--- begin EXERCISE DATA ---

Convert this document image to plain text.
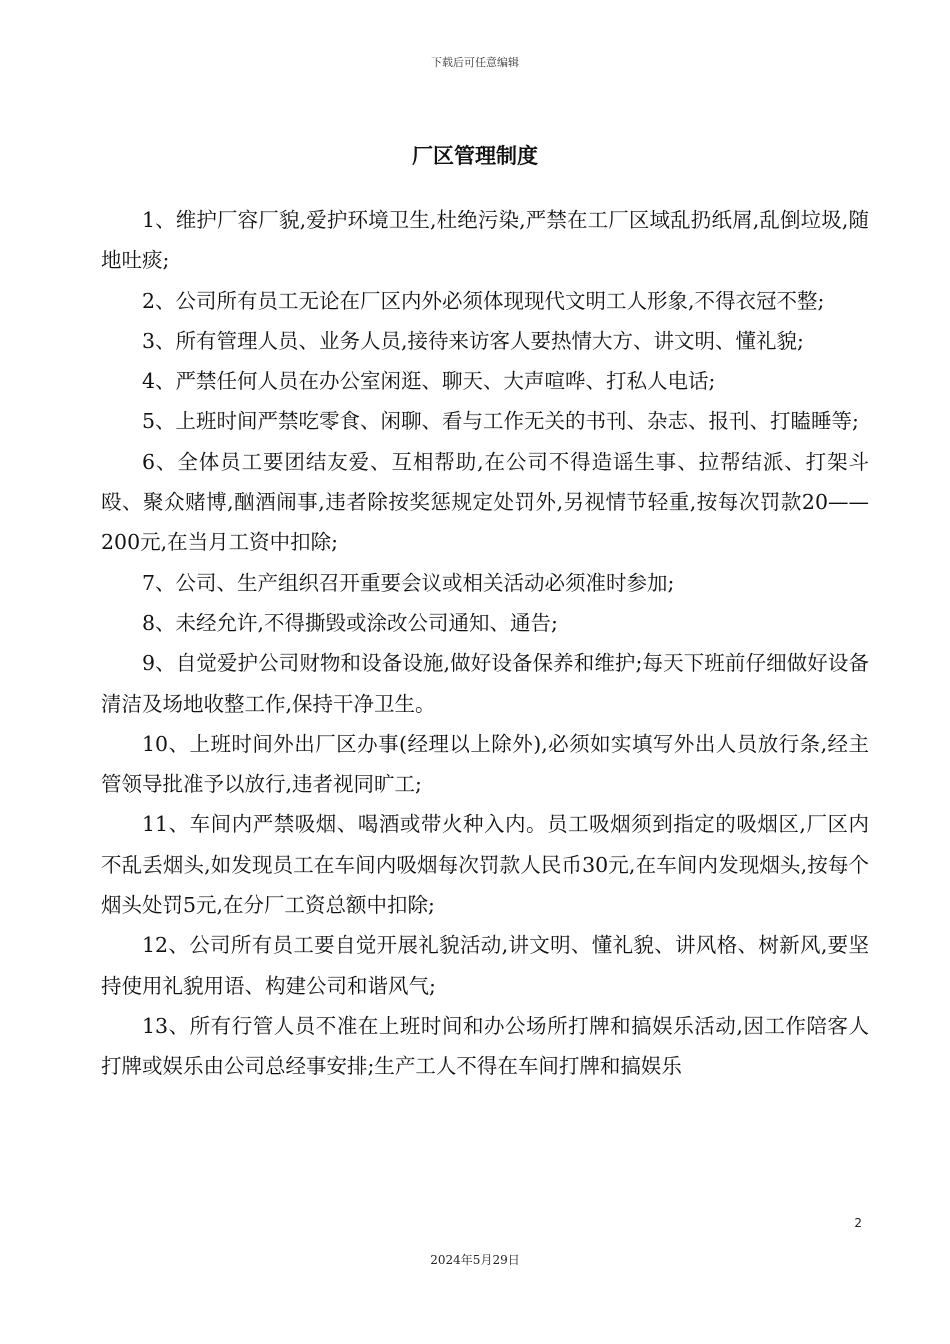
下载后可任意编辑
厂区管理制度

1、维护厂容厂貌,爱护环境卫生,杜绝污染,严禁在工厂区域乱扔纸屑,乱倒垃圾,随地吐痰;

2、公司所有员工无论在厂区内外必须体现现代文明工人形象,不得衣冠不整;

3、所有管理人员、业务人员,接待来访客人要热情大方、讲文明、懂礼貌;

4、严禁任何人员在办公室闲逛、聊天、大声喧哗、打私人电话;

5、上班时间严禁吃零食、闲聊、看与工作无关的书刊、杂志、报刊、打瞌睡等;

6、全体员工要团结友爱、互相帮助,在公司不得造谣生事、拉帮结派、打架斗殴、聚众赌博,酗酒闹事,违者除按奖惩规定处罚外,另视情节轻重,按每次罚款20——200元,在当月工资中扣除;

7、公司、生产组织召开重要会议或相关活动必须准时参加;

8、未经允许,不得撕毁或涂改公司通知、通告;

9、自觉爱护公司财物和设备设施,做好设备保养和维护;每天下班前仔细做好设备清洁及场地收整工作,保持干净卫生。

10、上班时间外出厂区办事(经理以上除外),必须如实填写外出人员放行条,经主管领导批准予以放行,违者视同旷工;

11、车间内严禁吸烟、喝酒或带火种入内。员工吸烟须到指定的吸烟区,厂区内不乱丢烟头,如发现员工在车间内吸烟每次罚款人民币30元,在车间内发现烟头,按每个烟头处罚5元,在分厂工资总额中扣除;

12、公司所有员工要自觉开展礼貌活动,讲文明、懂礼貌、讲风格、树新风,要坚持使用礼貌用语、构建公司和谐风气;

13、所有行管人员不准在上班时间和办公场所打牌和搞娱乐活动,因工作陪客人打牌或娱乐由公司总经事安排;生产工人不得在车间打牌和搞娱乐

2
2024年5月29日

--- end EXERCISE DATA ---
--- begin EXERCISE DATA ---

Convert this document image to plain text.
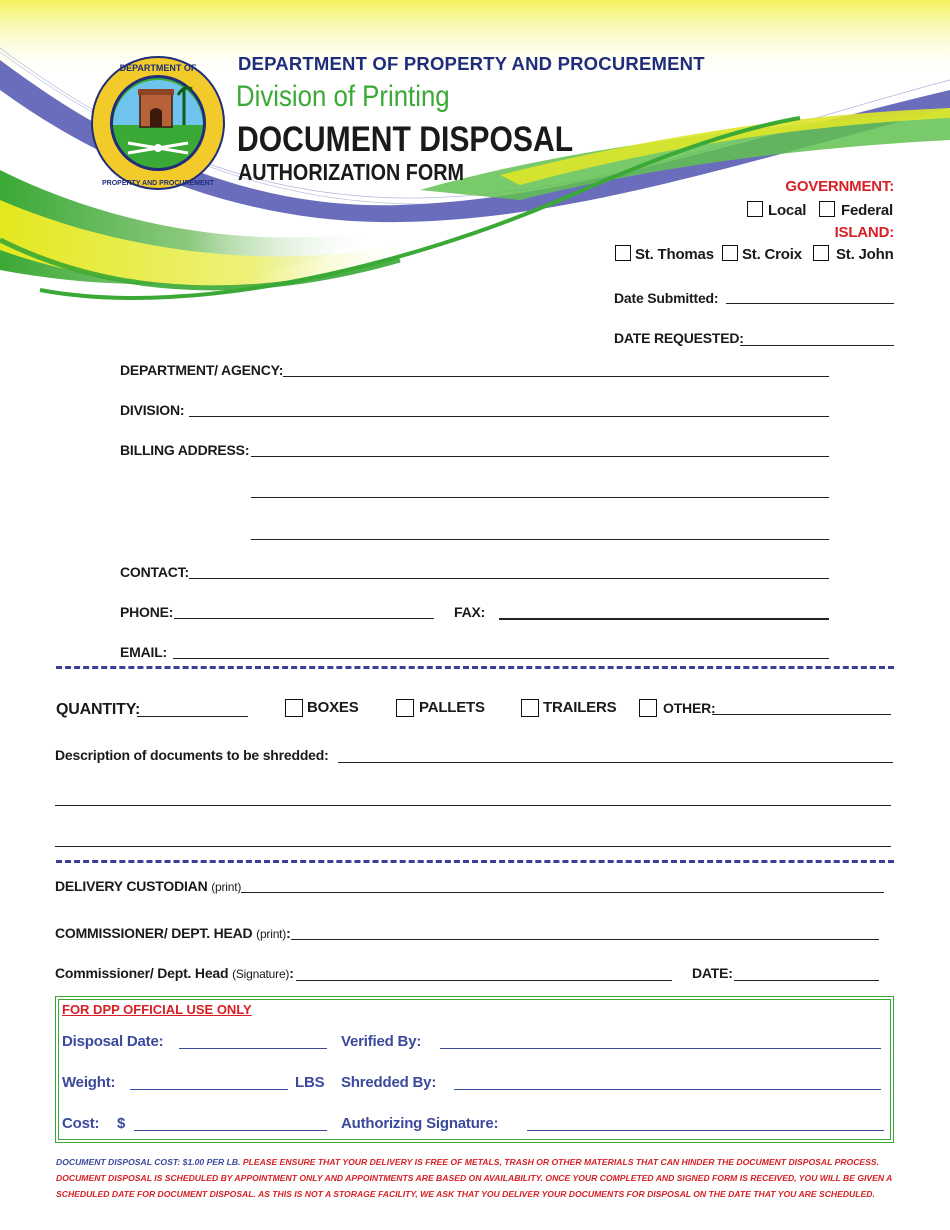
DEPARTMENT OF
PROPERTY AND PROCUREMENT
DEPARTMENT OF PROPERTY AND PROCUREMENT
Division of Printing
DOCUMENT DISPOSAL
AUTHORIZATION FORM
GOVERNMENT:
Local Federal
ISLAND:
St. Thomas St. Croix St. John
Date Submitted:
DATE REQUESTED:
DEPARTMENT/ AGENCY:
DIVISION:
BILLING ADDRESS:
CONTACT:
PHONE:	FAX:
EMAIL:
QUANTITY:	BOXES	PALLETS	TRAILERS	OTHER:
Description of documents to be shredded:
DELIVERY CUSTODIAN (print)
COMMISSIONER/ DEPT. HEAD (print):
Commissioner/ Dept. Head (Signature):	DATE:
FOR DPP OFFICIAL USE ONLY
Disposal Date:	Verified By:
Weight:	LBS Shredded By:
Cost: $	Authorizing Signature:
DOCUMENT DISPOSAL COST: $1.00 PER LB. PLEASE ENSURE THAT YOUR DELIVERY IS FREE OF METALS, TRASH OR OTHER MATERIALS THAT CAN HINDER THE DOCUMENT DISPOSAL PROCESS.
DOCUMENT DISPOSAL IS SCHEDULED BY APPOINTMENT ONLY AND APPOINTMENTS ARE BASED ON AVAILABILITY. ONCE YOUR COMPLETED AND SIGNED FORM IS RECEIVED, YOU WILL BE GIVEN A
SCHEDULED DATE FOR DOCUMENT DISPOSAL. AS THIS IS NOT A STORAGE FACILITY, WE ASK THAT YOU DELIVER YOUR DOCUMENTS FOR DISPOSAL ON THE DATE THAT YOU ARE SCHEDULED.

--- end EXERCISE DATA ---
--- begin EXERCISE DATA ---

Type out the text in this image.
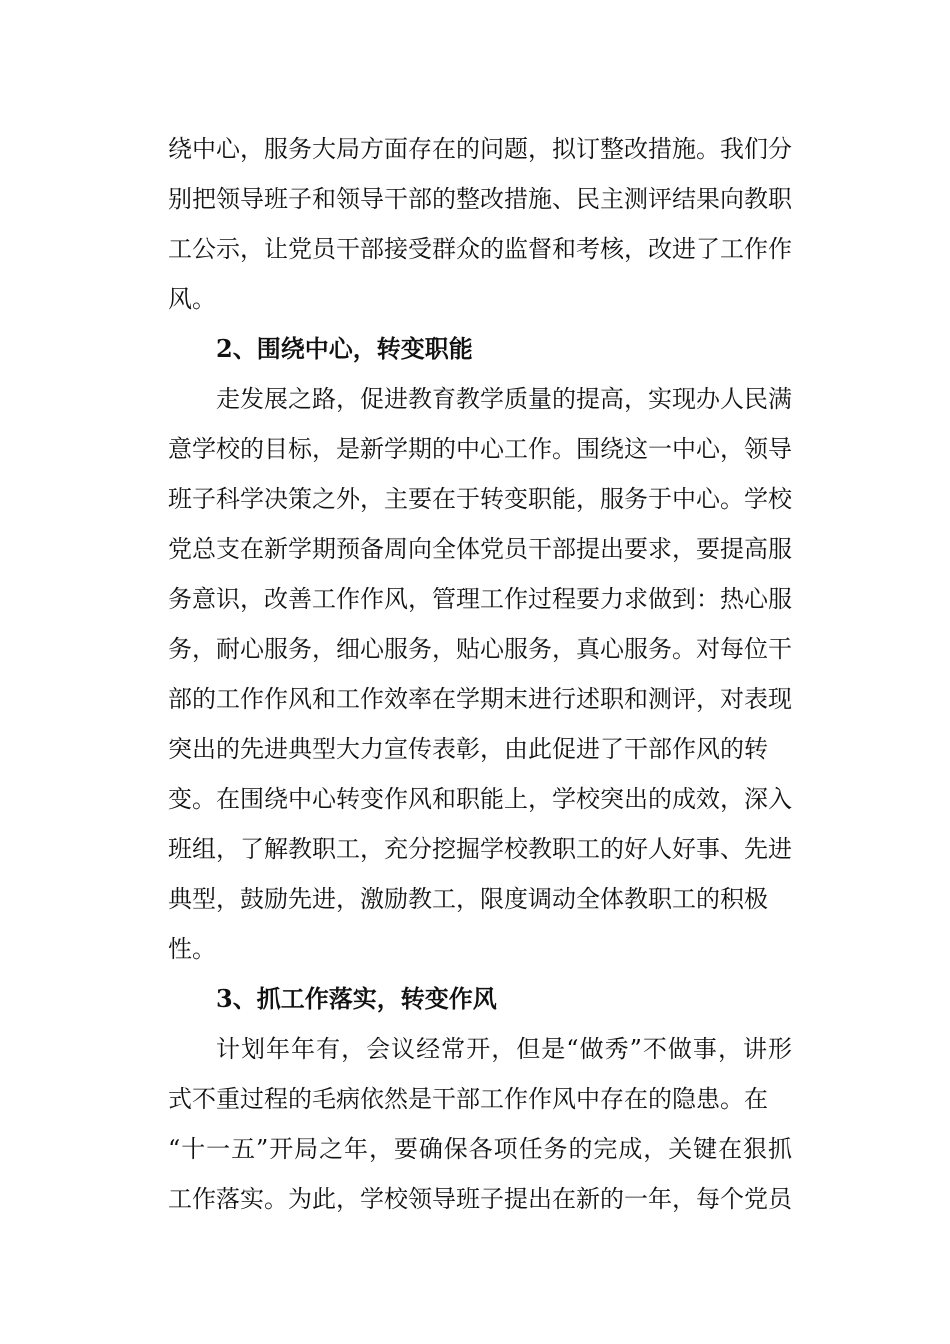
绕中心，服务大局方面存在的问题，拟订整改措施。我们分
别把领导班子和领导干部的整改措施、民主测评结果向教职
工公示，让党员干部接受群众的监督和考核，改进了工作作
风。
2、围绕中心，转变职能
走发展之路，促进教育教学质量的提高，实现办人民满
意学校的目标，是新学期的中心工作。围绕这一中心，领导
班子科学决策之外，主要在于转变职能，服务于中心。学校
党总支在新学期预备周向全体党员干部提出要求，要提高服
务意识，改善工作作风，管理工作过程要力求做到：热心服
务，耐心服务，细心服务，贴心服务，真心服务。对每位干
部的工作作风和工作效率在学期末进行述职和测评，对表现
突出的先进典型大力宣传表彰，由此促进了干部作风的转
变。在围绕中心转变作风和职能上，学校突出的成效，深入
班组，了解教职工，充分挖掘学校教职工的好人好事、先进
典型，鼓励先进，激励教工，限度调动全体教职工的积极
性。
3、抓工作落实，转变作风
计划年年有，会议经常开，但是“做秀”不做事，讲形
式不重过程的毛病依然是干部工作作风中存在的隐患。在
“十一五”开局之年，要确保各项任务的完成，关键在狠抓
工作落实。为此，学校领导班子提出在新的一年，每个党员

--- end EXERCISE DATA ---

WORK TO DO:
Search the data above for lines holding "THAT" and copy each of them.

SOLVED EXERCISE:
DOCUMENT DISPOSAL COST: $1.00 PER LB. PLEASE ENSURE THAT YOUR DELIVERY IS FREE OF METALS, TRASH OR OTHER MATERIALS THAT CAN HINDER THE DOCUMENT DISPOSAL PROCESS.
SCHEDULED DATE FOR DOCUMENT DISPOSAL. AS THIS IS NOT A STORAGE FACILITY, WE ASK THAT YOU DELIVER YOUR DOCUMENTS FOR DISPOSAL ON THE DATE THAT YOU ARE SCHEDULED.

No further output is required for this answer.